• Given problem: Output every entry exactly as written.

Rows from a figure dataset:
_ _ _

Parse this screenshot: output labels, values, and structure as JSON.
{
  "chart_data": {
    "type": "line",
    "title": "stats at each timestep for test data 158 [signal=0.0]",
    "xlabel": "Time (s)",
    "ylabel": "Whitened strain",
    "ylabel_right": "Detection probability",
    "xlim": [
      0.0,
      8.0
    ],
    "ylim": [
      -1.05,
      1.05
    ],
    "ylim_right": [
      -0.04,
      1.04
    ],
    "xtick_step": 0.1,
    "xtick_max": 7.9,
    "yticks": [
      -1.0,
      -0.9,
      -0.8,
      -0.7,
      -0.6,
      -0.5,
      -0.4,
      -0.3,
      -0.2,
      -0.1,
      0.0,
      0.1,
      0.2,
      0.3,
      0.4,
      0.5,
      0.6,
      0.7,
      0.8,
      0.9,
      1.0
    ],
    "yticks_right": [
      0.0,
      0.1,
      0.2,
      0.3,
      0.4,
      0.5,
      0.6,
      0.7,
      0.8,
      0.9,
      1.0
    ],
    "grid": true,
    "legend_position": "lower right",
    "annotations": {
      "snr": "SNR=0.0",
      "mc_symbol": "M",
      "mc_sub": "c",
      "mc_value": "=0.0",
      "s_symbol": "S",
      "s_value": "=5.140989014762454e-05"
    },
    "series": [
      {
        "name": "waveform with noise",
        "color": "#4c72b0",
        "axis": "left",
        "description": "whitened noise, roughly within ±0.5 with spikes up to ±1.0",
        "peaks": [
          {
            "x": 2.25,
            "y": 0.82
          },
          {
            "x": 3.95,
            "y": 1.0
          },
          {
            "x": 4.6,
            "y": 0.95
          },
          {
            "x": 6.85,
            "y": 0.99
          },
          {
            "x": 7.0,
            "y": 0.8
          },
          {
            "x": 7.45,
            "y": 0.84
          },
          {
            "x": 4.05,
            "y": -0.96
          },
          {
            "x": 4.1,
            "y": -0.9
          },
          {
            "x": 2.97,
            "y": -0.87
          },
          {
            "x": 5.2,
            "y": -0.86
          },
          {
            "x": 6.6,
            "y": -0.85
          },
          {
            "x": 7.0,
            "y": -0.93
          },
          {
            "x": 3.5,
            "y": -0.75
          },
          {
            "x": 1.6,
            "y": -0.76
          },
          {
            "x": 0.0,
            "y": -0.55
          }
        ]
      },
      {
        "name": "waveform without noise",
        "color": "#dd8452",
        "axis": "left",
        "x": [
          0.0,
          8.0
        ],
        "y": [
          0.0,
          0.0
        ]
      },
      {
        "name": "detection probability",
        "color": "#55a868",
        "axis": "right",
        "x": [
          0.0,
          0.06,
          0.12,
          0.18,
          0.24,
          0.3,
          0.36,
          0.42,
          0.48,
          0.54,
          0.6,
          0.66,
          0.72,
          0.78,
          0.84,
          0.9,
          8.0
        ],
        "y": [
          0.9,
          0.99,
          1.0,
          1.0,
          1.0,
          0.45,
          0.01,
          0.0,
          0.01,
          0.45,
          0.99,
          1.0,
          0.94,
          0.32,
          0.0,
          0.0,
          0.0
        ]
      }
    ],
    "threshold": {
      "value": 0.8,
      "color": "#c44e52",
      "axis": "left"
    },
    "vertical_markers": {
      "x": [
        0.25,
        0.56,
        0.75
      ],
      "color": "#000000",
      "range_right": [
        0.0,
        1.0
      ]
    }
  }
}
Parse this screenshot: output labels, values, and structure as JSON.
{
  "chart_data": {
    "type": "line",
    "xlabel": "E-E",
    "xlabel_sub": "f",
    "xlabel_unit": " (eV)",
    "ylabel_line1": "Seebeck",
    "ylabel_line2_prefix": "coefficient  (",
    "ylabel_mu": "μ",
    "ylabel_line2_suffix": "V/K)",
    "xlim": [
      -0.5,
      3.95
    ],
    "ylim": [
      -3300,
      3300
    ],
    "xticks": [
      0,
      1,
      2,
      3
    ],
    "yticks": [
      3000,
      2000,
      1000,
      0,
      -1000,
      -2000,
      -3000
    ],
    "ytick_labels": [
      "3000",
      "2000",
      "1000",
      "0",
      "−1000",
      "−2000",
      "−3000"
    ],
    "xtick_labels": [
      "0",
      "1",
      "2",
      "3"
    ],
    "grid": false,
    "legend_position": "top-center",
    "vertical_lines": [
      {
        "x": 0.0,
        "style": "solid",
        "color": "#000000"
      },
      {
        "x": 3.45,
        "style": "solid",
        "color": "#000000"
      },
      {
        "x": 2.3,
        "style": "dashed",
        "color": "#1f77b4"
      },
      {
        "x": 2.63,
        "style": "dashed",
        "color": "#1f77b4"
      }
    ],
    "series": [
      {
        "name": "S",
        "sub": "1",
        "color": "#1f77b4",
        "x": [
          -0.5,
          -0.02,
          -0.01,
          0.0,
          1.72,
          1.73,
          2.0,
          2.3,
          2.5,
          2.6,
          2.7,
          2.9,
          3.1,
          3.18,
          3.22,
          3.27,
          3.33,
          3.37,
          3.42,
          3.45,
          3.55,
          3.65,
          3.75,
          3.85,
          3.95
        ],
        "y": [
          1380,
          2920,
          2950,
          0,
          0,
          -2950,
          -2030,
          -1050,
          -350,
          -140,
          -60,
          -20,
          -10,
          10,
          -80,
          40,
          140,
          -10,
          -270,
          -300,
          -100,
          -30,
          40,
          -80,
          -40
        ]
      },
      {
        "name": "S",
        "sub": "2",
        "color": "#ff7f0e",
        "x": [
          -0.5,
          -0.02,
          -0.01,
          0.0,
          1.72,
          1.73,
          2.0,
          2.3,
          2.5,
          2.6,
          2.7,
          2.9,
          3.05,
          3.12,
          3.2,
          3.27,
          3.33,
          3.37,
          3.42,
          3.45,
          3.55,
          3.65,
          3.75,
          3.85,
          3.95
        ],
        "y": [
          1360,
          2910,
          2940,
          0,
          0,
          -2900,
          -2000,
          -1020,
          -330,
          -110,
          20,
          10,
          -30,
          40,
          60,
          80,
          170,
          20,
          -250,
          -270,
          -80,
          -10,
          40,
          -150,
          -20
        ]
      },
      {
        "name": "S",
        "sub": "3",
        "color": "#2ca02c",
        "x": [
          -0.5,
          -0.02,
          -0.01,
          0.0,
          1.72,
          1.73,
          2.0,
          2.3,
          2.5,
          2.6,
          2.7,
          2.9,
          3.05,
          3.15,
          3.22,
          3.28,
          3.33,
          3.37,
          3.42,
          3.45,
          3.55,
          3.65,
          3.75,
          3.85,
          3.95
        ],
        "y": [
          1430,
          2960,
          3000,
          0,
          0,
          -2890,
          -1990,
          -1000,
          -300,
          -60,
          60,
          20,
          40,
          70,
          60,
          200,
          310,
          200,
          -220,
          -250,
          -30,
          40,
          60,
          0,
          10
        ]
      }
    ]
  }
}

_ _ _

• Answer for this exercise:
Parse this screenshot: output labels, values, and structure as JSON.
{
  "chart_data": {
    "type": "line",
    "title": "stats at each timestep for test data 158 [signal=0.0]",
    "xlabel": "Time (s)",
    "ylabel": "Whitened strain",
    "ylabel_right": "Detection probability",
    "xlim": [
      0.0,
      8.0
    ],
    "ylim": [
      -1.05,
      1.05
    ],
    "ylim_right": [
      -0.04,
      1.04
    ],
    "xtick_step": 0.1,
    "xtick_max": 7.9,
    "yticks": [
      -1.0,
      -0.9,
      -0.8,
      -0.7,
      -0.6,
      -0.5,
      -0.4,
      -0.3,
      -0.2,
      -0.1,
      0.0,
      0.1,
      0.2,
      0.3,
      0.4,
      0.5,
      0.6,
      0.7,
      0.8,
      0.9,
      1.0
    ],
    "yticks_right": [
      0.0,
      0.1,
      0.2,
      0.3,
      0.4,
      0.5,
      0.6,
      0.7,
      0.8,
      0.9,
      1.0
    ],
    "grid": true,
    "legend_position": "lower right",
    "annotations": {
      "snr": "SNR=0.0",
      "mc_symbol": "M",
      "mc_sub": "c",
      "mc_value": "=0.0",
      "s_symbol": "S",
      "s_value": "=5.140989014762454e-05"
    },
    "series": [
      {
        "name": "waveform with noise",
        "color": "#4c72b0",
        "axis": "left",
        "description": "whitened noise, roughly within ±0.5 with spikes up to ±1.0",
        "peaks": [
          {
            "x": 2.25,
            "y": 0.82
          },
          {
            "x": 3.95,
            "y": 1.0
          },
          {
            "x": 4.6,
            "y": 0.95
          },
          {
            "x": 6.85,
            "y": 0.99
          },
          {
            "x": 7.0,
            "y": 0.8
          },
          {
            "x": 7.45,
            "y": 0.84
          },
          {
            "x": 4.05,
            "y": -0.96
          },
          {
            "x": 4.1,
            "y": -0.9
          },
          {
            "x": 2.97,
            "y": -0.87
          },
          {
            "x": 5.2,
            "y": -0.86
          },
          {
            "x": 6.6,
            "y": -0.85
          },
          {
            "x": 7.0,
            "y": -0.93
          },
          {
            "x": 3.5,
            "y": -0.75
          },
          {
            "x": 1.6,
            "y": -0.76
          },
          {
            "x": 0.0,
            "y": -0.55
          }
        ]
      },
      {
        "name": "waveform without noise",
        "color": "#dd8452",
        "axis": "left",
        "x": [
          0.0,
          8.0
        ],
        "y": [
          0.0,
          0.0
        ]
      },
      {
        "name": "detection probability",
        "color": "#55a868",
        "axis": "right",
        "x": [
          0.0,
          0.06,
          0.12,
          0.18,
          0.24,
          0.3,
          0.36,
          0.42,
          0.48,
          0.54,
          0.6,
          0.66,
          0.72,
          0.78,
          0.84,
          0.9,
          8.0
        ],
        "y": [
          0.9,
          0.99,
          1.0,
          1.0,
          1.0,
          0.45,
          0.01,
          0.0,
          0.01,
          0.45,
          0.99,
          1.0,
          0.94,
          0.32,
          0.0,
          0.0,
          0.0
        ]
      }
    ],
    "threshold": {
      "value": 0.8,
      "color": "#c44e52",
      "axis": "left"
    },
    "vertical_markers": {
      "x": [
        0.25,
        0.56,
        0.75
      ],
      "color": "#000000",
      "range_right": [
        0.0,
        1.0
      ]
    }
  }
}
Parse this screenshot: output labels, values, and structure as JSON.
{
  "chart_data": {
    "type": "line",
    "xlabel": "E-E",
    "xlabel_sub": "f",
    "xlabel_unit": " (eV)",
    "ylabel_line1": "Seebeck",
    "ylabel_line2_prefix": "coefficient  (",
    "ylabel_mu": "μ",
    "ylabel_line2_suffix": "V/K)",
    "xlim": [
      -0.5,
      3.95
    ],
    "ylim": [
      -3300,
      3300
    ],
    "xticks": [
      0,
      1,
      2,
      3
    ],
    "yticks": [
      3000,
      2000,
      1000,
      0,
      -1000,
      -2000,
      -3000
    ],
    "ytick_labels": [
      "3000",
      "2000",
      "1000",
      "0",
      "−1000",
      "−2000",
      "−3000"
    ],
    "xtick_labels": [
      "0",
      "1",
      "2",
      "3"
    ],
    "grid": false,
    "legend_position": "top-center",
    "vertical_lines": [
      {
        "x": 0.0,
        "style": "solid",
        "color": "#000000"
      },
      {
        "x": 3.45,
        "style": "solid",
        "color": "#000000"
      },
      {
        "x": 2.3,
        "style": "dashed",
        "color": "#1f77b4"
      },
      {
        "x": 2.63,
        "style": "dashed",
        "color": "#1f77b4"
      }
    ],
    "series": [
      {
        "name": "S",
        "sub": "1",
        "color": "#1f77b4",
        "x": [
          -0.5,
          -0.02,
          -0.01,
          0.0,
          1.72,
          1.73,
          2.0,
          2.3,
          2.5,
          2.6,
          2.7,
          2.9,
          3.1,
          3.18,
          3.22,
          3.27,
          3.33,
          3.37,
          3.42,
          3.45,
          3.55,
          3.65,
          3.75,
          3.85,
          3.95
        ],
        "y": [
          1380,
          2920,
          2950,
          0,
          0,
          -2950,
          -2030,
          -1050,
          -350,
          -140,
          -60,
          -20,
          -10,
          10,
          -80,
          40,
          140,
          -10,
          -270,
          -300,
          -100,
          -30,
          40,
          -80,
          -40
        ]
      },
      {
        "name": "S",
        "sub": "2",
        "color": "#ff7f0e",
        "x": [
          -0.5,
          -0.02,
          -0.01,
          0.0,
          1.72,
          1.73,
          2.0,
          2.3,
          2.5,
          2.6,
          2.7,
          2.9,
          3.05,
          3.12,
          3.2,
          3.27,
          3.33,
          3.37,
          3.42,
          3.45,
          3.55,
          3.65,
          3.75,
          3.85,
          3.95
        ],
        "y": [
          1360,
          2910,
          2940,
          0,
          0,
          -2900,
          -2000,
          -1020,
          -330,
          -110,
          20,
          10,
          -30,
          40,
          60,
          80,
          170,
          20,
          -250,
          -270,
          -80,
          -10,
          40,
          -150,
          -20
        ]
      },
      {
        "name": "S",
        "sub": "3",
        "color": "#2ca02c",
        "x": [
          -0.5,
          -0.02,
          -0.01,
          0.0,
          1.72,
          1.73,
          2.0,
          2.3,
          2.5,
          2.6,
          2.7,
          2.9,
          3.05,
          3.15,
          3.22,
          3.28,
          3.33,
          3.37,
          3.42,
          3.45,
          3.55,
          3.65,
          3.75,
          3.85,
          3.95
        ],
        "y": [
          1430,
          2960,
          3000,
          0,
          0,
          -2890,
          -1990,
          -1000,
          -300,
          -60,
          60,
          20,
          40,
          70,
          60,
          200,
          310,
          200,
          -220,
          -250,
          -30,
          40,
          60,
          0,
          10
        ]
      }
    ]
  }
}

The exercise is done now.